--- Start Records for the exercise ---
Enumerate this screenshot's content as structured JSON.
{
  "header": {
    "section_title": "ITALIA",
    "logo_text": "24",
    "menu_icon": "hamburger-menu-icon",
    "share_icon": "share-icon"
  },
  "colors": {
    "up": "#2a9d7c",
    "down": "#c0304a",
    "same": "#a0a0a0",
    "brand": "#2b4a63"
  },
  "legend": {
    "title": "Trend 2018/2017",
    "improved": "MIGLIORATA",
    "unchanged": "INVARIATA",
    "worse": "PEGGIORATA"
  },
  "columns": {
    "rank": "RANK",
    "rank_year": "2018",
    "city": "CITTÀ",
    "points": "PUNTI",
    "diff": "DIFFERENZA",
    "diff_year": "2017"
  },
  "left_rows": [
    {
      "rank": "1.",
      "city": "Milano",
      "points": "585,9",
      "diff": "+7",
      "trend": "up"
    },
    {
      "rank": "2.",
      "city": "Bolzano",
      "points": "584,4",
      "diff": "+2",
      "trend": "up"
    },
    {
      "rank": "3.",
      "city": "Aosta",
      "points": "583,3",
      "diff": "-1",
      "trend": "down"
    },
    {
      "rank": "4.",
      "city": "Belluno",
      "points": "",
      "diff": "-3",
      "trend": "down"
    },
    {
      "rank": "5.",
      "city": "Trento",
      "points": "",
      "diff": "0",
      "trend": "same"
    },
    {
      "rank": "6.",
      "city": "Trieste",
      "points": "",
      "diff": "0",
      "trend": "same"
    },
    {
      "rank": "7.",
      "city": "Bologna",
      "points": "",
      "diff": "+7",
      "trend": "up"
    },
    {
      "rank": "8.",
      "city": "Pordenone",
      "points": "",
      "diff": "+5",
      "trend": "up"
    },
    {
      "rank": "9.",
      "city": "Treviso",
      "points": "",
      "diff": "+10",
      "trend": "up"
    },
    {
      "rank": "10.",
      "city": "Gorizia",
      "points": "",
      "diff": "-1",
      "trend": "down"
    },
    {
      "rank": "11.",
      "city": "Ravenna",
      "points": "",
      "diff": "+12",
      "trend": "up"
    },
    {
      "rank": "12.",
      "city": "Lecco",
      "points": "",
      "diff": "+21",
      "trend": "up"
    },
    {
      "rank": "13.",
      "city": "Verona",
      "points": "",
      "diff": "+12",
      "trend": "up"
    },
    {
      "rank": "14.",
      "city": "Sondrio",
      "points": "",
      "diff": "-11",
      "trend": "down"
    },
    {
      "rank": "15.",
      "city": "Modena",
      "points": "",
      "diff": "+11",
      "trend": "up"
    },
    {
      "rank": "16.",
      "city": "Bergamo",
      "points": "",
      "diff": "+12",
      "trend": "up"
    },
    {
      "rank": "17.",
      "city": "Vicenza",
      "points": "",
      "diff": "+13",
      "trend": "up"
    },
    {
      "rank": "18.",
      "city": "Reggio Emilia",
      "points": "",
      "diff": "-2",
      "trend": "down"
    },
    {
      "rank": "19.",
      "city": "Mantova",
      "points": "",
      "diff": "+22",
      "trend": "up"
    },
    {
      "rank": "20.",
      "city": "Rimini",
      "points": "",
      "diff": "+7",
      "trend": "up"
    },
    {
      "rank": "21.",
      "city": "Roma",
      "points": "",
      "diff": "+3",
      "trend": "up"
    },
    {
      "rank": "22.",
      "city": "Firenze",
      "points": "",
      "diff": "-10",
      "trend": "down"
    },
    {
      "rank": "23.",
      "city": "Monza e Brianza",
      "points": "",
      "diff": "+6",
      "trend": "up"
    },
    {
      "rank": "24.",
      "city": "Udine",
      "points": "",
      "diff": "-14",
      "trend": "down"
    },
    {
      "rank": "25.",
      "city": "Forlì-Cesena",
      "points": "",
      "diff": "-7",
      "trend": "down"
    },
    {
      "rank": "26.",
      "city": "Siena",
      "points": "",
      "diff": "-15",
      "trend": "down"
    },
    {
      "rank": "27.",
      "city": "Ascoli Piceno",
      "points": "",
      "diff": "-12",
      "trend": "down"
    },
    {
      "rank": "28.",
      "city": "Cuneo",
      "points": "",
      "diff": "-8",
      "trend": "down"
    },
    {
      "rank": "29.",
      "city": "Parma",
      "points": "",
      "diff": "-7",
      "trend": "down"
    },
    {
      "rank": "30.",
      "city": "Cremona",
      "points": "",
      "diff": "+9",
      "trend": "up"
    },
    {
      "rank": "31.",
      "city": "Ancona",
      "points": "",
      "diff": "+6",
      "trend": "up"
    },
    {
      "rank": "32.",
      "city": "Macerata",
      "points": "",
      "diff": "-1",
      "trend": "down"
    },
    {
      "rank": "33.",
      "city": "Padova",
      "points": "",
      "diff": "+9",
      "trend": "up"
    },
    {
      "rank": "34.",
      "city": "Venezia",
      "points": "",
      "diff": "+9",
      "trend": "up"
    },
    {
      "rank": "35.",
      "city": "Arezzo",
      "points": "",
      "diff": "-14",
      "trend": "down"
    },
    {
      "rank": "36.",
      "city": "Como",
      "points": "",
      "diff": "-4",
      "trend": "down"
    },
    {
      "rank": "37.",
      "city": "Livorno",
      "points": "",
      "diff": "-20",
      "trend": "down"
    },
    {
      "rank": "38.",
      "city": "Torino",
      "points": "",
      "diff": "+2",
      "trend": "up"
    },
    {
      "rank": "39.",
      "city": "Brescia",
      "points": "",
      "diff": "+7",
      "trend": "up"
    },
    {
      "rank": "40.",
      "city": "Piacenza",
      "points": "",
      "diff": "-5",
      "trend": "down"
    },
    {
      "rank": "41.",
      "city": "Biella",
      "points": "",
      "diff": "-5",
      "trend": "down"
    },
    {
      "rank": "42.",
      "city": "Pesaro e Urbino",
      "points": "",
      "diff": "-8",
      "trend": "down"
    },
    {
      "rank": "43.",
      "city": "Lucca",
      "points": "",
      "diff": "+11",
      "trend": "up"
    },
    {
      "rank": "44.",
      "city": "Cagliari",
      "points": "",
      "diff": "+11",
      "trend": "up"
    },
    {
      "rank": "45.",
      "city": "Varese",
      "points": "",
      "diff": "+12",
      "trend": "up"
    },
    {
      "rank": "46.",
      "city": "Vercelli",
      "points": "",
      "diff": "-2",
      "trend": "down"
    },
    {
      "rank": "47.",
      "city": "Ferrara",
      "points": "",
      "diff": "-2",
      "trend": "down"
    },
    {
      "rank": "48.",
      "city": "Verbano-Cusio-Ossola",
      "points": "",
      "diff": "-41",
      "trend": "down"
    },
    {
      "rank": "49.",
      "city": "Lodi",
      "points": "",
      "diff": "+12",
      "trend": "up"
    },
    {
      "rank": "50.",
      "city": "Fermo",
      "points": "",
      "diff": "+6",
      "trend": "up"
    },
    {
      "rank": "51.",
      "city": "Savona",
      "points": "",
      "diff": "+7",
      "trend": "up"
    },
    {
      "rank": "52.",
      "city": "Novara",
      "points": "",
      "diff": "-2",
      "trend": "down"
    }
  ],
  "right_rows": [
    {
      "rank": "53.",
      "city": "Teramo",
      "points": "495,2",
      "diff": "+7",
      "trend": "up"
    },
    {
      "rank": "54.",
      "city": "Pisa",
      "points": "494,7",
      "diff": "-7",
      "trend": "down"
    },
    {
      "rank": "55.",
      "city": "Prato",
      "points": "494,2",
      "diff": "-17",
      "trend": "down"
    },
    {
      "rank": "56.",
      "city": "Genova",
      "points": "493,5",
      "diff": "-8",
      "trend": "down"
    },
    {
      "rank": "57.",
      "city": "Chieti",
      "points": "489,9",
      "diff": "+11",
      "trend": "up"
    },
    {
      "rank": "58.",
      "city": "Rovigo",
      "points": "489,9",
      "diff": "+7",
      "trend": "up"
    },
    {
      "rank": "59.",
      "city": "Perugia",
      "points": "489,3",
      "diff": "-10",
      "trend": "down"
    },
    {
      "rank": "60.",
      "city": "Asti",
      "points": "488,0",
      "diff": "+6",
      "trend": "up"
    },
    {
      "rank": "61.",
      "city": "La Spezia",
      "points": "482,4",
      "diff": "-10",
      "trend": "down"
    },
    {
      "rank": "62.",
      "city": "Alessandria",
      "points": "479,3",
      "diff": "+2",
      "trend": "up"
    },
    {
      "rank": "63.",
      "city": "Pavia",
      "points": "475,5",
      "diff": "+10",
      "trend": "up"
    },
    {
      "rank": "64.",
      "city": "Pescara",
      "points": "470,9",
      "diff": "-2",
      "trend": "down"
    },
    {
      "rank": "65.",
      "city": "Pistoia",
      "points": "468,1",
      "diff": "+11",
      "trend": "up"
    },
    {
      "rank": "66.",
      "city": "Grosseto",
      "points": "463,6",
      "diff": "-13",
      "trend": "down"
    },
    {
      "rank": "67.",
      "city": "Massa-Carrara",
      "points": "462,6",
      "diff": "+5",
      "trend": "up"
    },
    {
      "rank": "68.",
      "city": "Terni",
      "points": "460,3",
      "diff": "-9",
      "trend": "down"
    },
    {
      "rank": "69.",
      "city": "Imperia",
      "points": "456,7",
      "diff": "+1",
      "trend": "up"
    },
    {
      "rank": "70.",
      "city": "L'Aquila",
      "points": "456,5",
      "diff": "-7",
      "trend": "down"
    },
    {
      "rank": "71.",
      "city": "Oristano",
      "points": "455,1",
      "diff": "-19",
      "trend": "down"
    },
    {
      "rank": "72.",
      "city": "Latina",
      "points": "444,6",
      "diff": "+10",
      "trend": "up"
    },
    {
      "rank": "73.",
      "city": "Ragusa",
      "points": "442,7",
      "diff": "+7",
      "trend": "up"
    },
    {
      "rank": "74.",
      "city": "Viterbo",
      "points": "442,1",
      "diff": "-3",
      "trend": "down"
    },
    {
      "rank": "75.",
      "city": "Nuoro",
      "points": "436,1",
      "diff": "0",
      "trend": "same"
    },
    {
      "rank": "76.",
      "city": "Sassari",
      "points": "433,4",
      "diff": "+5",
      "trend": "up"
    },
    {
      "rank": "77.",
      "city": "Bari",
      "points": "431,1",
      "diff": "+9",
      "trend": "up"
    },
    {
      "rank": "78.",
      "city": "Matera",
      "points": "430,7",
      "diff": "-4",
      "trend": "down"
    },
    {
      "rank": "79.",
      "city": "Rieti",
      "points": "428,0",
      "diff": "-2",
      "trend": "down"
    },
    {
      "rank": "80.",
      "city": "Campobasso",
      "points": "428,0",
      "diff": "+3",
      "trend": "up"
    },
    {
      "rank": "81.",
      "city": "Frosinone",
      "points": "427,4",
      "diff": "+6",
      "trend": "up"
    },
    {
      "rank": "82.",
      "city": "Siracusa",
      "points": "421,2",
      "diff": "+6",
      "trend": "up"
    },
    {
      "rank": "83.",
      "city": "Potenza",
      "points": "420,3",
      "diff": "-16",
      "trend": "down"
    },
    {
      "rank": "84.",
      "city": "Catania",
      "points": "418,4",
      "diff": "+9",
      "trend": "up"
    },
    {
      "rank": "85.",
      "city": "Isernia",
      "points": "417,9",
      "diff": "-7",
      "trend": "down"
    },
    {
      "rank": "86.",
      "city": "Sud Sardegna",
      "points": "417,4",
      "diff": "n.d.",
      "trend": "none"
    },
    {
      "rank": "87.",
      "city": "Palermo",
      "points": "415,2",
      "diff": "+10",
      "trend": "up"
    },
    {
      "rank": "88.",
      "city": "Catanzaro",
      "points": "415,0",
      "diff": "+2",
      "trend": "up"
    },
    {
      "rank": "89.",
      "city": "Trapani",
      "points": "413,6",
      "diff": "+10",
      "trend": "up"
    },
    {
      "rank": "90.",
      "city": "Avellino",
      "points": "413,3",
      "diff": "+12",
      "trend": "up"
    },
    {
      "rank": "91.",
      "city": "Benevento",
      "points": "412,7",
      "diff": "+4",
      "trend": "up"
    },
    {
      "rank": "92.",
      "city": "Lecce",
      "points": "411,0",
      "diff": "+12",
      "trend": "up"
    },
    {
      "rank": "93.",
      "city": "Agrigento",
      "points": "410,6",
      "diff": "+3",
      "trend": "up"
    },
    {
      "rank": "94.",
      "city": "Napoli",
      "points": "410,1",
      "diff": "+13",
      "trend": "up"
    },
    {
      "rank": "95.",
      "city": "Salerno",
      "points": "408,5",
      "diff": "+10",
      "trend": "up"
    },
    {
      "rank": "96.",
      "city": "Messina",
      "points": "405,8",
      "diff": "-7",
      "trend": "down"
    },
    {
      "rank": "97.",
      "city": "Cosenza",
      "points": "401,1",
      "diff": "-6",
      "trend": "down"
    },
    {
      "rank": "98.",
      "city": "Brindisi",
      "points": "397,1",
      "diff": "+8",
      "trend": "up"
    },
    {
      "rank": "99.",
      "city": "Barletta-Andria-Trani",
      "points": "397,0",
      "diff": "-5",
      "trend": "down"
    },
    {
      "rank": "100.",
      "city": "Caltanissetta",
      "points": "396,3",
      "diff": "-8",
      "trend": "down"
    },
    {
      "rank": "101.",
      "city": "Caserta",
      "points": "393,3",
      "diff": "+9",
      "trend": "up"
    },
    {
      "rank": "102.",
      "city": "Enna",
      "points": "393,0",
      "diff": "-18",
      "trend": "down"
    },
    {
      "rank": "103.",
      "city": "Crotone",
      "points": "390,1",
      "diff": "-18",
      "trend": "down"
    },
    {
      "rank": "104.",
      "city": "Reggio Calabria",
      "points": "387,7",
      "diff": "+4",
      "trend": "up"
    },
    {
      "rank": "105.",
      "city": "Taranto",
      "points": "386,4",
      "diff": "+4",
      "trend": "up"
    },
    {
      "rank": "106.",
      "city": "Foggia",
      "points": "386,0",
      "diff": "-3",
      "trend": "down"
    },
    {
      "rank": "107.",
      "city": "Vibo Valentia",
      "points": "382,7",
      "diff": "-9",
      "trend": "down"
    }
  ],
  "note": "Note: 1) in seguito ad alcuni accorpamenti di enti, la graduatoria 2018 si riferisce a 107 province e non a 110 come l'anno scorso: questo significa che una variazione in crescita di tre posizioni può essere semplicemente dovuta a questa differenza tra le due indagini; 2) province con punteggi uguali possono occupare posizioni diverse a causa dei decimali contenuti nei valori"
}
--- End Records for the exercise ---
▸ **Prompt**:
Filter out every line that lacks the word "icon", and copy the rest.

▸ **Solution to this task**:
    "menu_icon": "hamburger-menu-icon",
    "share_icon": "share-icon"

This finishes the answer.